**EXERCISE:** No images are to be carried over; print all other material exactly as it stands.

-- Begin LISTING --

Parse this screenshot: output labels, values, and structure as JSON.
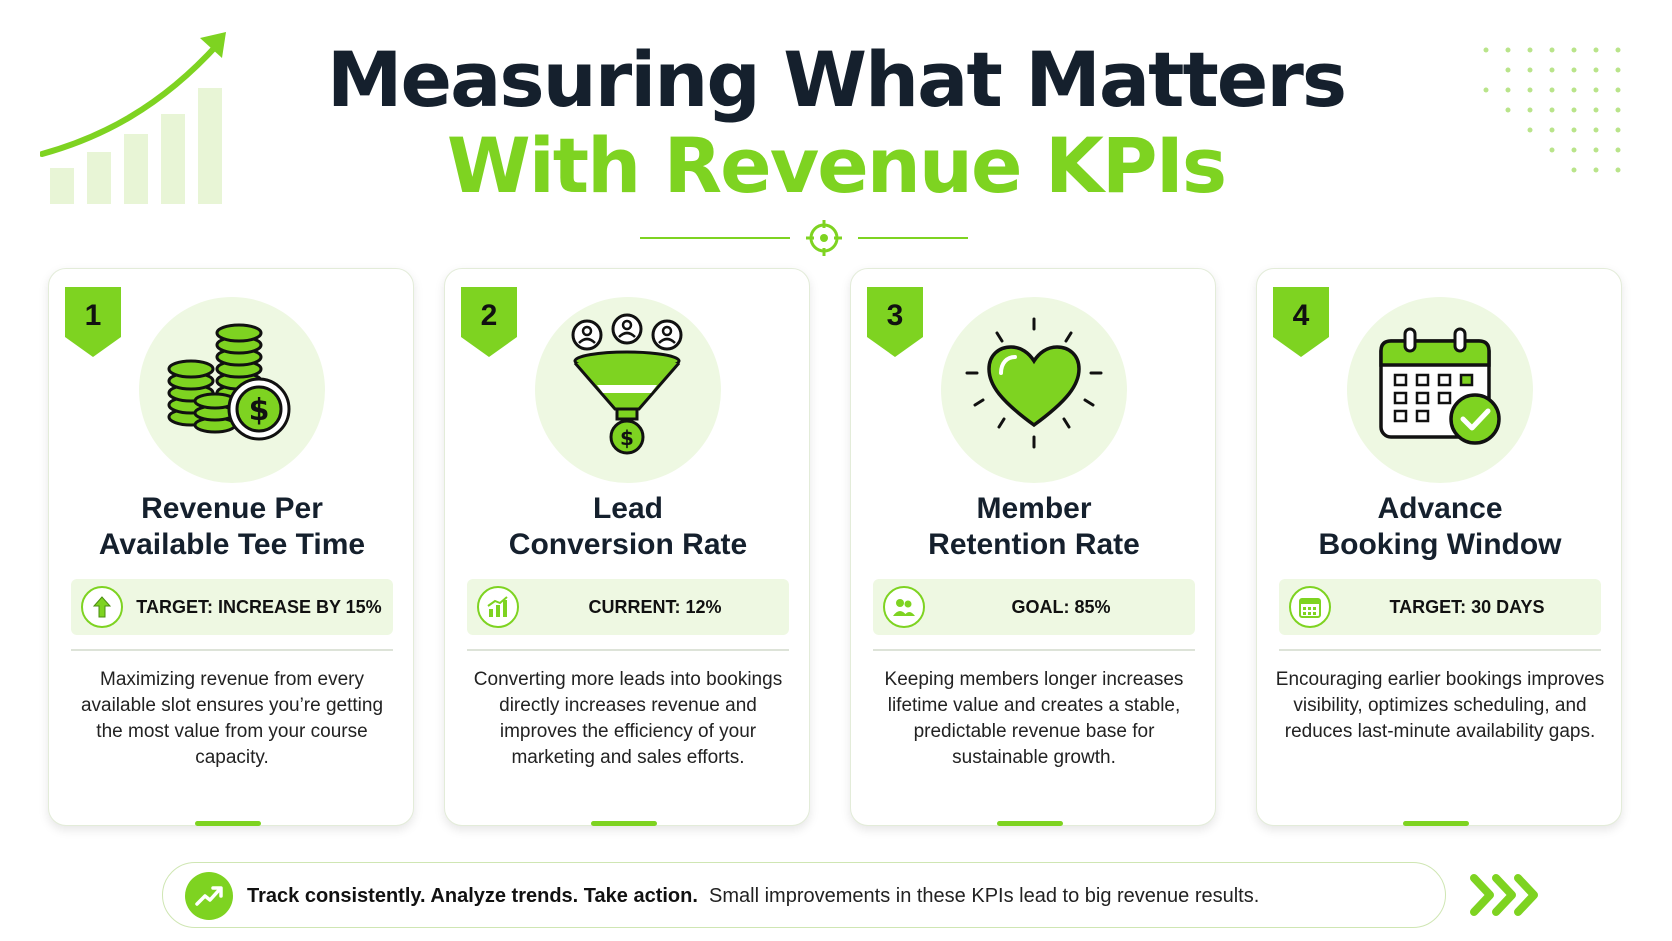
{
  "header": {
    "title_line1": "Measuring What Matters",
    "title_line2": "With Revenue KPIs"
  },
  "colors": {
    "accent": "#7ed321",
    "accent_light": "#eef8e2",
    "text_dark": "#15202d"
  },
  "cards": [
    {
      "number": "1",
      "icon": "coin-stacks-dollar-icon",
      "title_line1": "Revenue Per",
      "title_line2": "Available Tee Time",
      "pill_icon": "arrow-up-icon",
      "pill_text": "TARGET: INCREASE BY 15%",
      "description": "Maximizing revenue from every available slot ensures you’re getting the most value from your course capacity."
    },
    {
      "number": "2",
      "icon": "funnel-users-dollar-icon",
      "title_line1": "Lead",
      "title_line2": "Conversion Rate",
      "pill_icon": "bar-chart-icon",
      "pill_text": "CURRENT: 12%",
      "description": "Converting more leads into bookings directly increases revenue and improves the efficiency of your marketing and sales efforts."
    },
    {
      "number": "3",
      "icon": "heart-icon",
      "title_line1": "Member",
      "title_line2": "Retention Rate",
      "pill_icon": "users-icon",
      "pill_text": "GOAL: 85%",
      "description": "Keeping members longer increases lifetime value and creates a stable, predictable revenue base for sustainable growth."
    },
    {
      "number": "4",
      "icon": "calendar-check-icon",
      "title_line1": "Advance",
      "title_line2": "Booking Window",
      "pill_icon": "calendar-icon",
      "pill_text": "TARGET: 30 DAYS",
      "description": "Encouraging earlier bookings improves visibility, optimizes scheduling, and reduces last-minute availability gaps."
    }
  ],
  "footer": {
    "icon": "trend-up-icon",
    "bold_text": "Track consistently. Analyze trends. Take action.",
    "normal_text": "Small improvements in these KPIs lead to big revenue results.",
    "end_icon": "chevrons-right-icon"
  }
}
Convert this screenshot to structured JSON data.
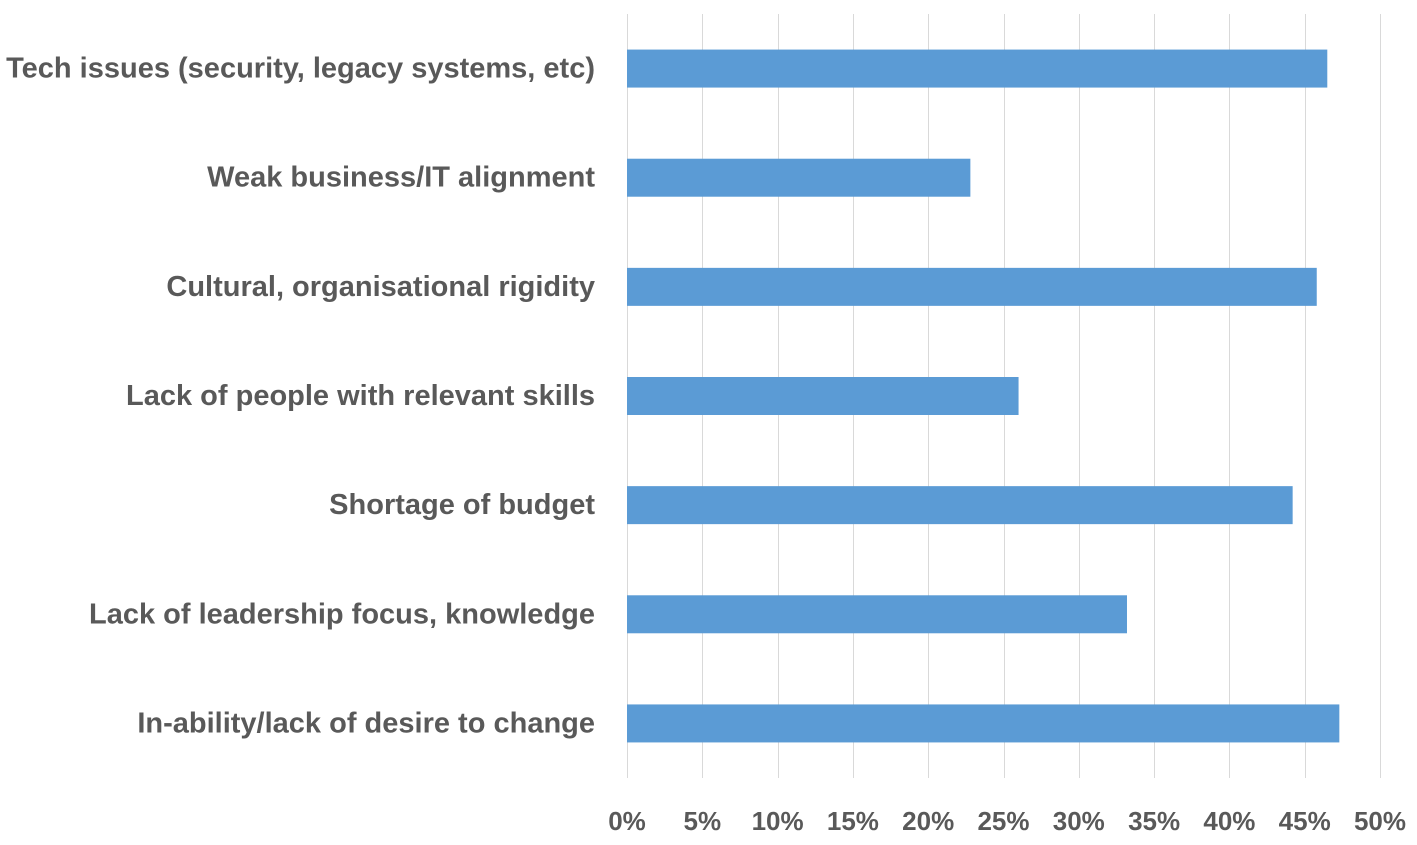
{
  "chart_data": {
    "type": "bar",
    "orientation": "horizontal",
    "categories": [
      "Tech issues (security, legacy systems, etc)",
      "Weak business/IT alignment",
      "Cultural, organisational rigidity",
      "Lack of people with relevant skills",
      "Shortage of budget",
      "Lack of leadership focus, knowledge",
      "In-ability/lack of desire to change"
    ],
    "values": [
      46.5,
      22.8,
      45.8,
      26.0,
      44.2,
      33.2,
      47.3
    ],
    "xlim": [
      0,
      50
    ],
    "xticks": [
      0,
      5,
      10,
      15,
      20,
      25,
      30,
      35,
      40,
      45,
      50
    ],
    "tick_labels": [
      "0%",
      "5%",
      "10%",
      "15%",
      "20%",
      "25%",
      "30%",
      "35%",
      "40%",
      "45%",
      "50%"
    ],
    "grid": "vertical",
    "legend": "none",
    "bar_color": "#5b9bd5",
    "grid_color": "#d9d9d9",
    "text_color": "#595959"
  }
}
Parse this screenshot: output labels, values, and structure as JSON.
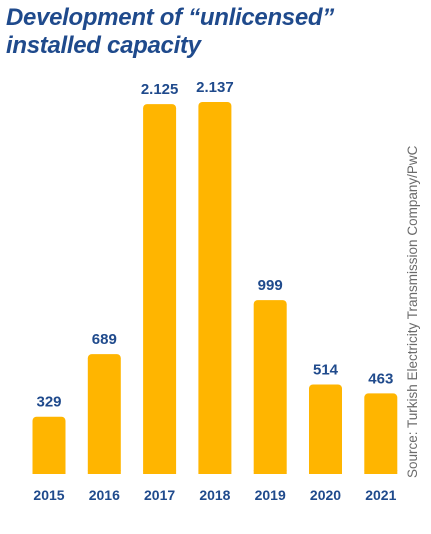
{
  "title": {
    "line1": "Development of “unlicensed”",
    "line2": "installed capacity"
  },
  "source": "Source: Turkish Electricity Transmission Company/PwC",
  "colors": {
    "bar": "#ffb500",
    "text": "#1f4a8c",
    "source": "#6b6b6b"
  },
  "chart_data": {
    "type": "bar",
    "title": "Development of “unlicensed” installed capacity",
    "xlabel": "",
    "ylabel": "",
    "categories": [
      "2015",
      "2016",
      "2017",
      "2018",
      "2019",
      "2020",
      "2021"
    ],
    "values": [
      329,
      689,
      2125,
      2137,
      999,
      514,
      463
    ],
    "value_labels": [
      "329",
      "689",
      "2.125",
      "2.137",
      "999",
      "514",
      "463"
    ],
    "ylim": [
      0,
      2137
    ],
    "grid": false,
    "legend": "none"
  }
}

-- End LISTING --

**SOLUTION TO THIS PROBLEM:**
Parse this screenshot: output labels, values, and structure as JSON.
{
  "header": {
    "title_line1": "Measuring What Matters",
    "title_line2": "With Revenue KPIs"
  },
  "colors": {
    "accent": "#7ed321",
    "accent_light": "#eef8e2",
    "text_dark": "#15202d"
  },
  "cards": [
    {
      "number": "1",
      "icon": "coin-stacks-dollar-icon",
      "title_line1": "Revenue Per",
      "title_line2": "Available Tee Time",
      "pill_icon": "arrow-up-icon",
      "pill_text": "TARGET: INCREASE BY 15%",
      "description": "Maximizing revenue from every available slot ensures you’re getting the most value from your course capacity."
    },
    {
      "number": "2",
      "icon": "funnel-users-dollar-icon",
      "title_line1": "Lead",
      "title_line2": "Conversion Rate",
      "pill_icon": "bar-chart-icon",
      "pill_text": "CURRENT: 12%",
      "description": "Converting more leads into bookings directly increases revenue and improves the efficiency of your marketing and sales efforts."
    },
    {
      "number": "3",
      "icon": "heart-icon",
      "title_line1": "Member",
      "title_line2": "Retention Rate",
      "pill_icon": "users-icon",
      "pill_text": "GOAL: 85%",
      "description": "Keeping members longer increases lifetime value and creates a stable, predictable revenue base for sustainable growth."
    },
    {
      "number": "4",
      "icon": "calendar-check-icon",
      "title_line1": "Advance",
      "title_line2": "Booking Window",
      "pill_icon": "calendar-icon",
      "pill_text": "TARGET: 30 DAYS",
      "description": "Encouraging earlier bookings improves visibility, optimizes scheduling, and reduces last-minute availability gaps."
    }
  ],
  "footer": {
    "icon": "trend-up-icon",
    "bold_text": "Track consistently. Analyze trends. Take action.",
    "normal_text": "Small improvements in these KPIs lead to big revenue results.",
    "end_icon": "chevrons-right-icon"
  }
}
Convert this screenshot to structured JSON data.
{
  "chart_data": {
    "type": "bar",
    "orientation": "horizontal",
    "categories": [
      "Tech issues (security, legacy systems, etc)",
      "Weak business/IT alignment",
      "Cultural, organisational rigidity",
      "Lack of people with relevant skills",
      "Shortage of budget",
      "Lack of leadership focus, knowledge",
      "In-ability/lack of desire to change"
    ],
    "values": [
      46.5,
      22.8,
      45.8,
      26.0,
      44.2,
      33.2,
      47.3
    ],
    "xlim": [
      0,
      50
    ],
    "xticks": [
      0,
      5,
      10,
      15,
      20,
      25,
      30,
      35,
      40,
      45,
      50
    ],
    "tick_labels": [
      "0%",
      "5%",
      "10%",
      "15%",
      "20%",
      "25%",
      "30%",
      "35%",
      "40%",
      "45%",
      "50%"
    ],
    "grid": "vertical",
    "legend": "none",
    "bar_color": "#5b9bd5",
    "grid_color": "#d9d9d9",
    "text_color": "#595959"
  }
}
Parse this screenshot: output labels, values, and structure as JSON.
{
  "title": {
    "line1": "Development of “unlicensed”",
    "line2": "installed capacity"
  },
  "source": "Source: Turkish Electricity Transmission Company/PwC",
  "colors": {
    "bar": "#ffb500",
    "text": "#1f4a8c",
    "source": "#6b6b6b"
  },
  "chart_data": {
    "type": "bar",
    "title": "Development of “unlicensed” installed capacity",
    "xlabel": "",
    "ylabel": "",
    "categories": [
      "2015",
      "2016",
      "2017",
      "2018",
      "2019",
      "2020",
      "2021"
    ],
    "values": [
      329,
      689,
      2125,
      2137,
      999,
      514,
      463
    ],
    "value_labels": [
      "329",
      "689",
      "2.125",
      "2.137",
      "999",
      "514",
      "463"
    ],
    "ylim": [
      0,
      2137
    ],
    "grid": false,
    "legend": "none"
  }
}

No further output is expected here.